Figure contents as structured data
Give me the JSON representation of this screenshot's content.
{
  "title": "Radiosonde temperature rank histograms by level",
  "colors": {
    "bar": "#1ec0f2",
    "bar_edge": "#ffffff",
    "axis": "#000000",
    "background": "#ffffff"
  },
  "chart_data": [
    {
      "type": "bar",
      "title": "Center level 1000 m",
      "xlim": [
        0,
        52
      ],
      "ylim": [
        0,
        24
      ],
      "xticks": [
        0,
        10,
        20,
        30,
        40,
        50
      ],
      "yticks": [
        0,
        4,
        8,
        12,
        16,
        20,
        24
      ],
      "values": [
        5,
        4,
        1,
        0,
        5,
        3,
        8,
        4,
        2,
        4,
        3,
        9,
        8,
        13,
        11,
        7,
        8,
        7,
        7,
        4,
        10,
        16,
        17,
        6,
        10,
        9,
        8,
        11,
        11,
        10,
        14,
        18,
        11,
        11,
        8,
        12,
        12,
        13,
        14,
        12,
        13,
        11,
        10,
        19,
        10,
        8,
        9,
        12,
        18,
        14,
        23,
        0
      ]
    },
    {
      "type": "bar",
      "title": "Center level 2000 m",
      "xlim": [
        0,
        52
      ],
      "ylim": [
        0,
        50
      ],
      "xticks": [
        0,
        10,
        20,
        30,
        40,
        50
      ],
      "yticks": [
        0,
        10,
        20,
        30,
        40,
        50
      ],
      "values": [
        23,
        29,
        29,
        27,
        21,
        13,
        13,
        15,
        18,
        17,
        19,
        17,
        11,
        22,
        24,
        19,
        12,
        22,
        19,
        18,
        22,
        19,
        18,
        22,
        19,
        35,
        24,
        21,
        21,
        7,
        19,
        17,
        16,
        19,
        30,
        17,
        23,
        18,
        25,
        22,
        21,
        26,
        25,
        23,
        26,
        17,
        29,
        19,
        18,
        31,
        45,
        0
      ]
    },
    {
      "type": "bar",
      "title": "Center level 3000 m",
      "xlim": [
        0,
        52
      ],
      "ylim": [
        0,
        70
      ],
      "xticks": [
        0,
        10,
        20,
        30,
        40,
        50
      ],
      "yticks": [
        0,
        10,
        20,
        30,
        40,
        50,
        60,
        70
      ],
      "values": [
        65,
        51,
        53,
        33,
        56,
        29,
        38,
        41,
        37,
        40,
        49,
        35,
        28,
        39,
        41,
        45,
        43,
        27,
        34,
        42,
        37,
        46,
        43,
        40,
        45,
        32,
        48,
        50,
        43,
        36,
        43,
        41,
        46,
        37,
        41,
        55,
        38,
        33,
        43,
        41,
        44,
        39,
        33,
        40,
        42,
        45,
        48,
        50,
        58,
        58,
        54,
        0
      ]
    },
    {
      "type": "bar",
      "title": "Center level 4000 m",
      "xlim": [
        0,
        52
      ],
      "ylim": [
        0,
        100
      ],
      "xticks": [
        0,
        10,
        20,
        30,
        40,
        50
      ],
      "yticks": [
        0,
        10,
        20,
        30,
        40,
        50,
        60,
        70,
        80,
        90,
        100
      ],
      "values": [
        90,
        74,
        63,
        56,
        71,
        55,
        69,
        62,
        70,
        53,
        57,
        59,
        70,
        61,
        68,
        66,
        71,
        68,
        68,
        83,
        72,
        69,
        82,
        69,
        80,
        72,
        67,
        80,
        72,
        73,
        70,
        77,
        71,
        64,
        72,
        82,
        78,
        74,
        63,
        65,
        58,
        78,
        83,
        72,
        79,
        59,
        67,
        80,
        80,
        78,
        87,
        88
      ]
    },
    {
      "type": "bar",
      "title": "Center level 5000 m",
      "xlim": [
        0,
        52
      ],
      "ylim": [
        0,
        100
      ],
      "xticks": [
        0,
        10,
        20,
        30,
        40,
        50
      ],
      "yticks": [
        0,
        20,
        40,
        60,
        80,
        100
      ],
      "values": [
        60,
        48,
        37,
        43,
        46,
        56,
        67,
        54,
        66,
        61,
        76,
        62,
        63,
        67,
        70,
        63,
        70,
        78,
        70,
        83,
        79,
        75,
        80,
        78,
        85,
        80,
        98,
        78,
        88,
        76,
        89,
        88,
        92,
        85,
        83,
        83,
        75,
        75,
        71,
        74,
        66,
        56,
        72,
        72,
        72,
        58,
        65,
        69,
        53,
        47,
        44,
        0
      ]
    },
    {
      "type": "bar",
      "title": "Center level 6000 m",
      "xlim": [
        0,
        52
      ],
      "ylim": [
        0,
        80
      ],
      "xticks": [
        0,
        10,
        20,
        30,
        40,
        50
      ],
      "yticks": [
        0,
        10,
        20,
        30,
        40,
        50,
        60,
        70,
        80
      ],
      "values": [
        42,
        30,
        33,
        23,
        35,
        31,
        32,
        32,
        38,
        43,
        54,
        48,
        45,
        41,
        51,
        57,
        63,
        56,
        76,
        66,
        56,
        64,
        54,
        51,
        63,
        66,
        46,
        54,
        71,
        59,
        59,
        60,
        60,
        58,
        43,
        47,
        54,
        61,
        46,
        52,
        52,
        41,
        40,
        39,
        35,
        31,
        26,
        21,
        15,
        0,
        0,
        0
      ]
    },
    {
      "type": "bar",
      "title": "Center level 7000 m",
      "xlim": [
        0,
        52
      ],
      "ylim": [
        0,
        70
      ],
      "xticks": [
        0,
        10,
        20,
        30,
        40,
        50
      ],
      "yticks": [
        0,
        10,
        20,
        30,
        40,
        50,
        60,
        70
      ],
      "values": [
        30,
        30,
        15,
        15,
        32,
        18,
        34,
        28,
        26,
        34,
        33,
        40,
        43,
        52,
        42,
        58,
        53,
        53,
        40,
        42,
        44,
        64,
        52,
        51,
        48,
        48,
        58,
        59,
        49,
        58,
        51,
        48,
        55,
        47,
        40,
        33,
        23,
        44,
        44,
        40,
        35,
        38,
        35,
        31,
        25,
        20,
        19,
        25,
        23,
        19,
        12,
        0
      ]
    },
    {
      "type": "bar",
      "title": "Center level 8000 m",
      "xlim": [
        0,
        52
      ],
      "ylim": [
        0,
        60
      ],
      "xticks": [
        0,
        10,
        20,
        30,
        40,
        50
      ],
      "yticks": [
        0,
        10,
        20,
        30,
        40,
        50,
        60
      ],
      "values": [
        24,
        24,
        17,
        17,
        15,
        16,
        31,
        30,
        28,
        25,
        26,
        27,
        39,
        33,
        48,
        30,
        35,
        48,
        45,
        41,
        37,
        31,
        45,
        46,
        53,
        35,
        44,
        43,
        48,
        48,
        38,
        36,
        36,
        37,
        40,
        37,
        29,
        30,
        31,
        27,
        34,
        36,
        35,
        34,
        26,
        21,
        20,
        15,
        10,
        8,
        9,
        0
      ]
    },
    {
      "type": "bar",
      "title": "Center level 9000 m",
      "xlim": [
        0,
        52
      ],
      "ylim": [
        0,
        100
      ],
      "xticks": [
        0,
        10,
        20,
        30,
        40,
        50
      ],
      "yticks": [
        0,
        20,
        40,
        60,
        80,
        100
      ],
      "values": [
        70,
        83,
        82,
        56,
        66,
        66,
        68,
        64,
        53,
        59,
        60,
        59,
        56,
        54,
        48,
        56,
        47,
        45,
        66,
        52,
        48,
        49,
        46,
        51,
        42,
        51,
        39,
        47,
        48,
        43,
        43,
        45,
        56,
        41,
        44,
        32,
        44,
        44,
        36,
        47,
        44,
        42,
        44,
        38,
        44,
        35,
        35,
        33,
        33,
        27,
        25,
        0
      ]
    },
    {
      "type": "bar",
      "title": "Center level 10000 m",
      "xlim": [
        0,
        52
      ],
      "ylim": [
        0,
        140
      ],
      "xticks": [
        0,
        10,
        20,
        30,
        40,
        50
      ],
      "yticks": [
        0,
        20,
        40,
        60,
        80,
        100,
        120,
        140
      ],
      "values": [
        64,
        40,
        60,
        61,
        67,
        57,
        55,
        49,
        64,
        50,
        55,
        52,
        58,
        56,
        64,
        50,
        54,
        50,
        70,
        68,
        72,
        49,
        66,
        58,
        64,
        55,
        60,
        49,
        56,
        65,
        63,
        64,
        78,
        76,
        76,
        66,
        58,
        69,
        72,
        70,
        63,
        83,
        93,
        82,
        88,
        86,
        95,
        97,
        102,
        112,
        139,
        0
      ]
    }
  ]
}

---

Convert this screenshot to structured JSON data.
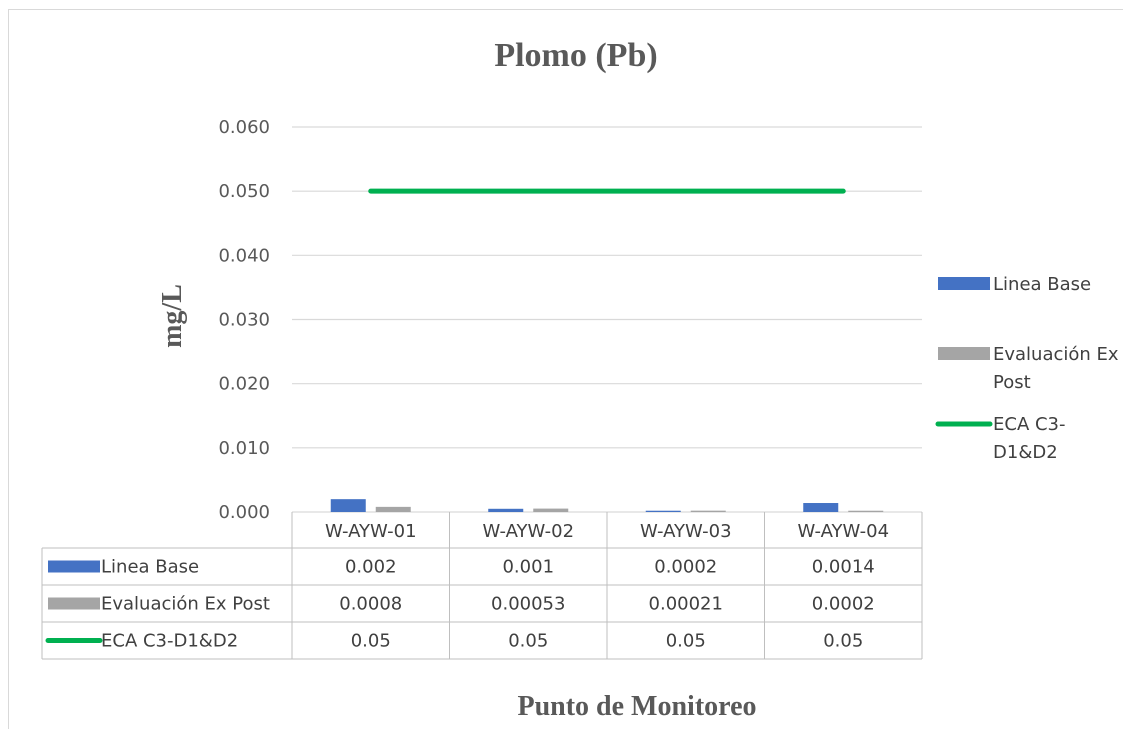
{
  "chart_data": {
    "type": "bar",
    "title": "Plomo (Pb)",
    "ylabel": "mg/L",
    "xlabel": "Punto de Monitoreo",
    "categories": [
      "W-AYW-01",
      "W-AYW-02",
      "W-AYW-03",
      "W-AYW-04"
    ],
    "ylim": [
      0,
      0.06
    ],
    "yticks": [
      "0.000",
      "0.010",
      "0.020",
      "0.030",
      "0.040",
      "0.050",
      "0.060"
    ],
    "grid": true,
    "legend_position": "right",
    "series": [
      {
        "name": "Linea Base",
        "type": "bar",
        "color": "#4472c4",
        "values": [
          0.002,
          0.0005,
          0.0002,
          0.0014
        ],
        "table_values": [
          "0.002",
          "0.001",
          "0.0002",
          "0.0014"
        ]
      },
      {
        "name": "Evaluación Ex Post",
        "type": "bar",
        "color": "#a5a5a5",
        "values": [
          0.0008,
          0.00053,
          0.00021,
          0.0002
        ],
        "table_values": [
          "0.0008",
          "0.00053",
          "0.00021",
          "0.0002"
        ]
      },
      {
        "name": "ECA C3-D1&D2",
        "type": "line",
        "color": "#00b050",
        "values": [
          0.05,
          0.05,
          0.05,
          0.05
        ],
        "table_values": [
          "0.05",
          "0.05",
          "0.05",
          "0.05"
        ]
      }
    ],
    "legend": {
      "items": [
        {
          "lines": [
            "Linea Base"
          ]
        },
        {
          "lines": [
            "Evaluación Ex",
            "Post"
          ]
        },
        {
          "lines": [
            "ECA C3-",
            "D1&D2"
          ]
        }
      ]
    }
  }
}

Problem statement:
Identify each line in the records above that contains the word "screenshot", and copy it out in full.

Output for this exercise:
Give me the JSON representation of this screenshot's content.
Convert this screenshot to structured JSON data.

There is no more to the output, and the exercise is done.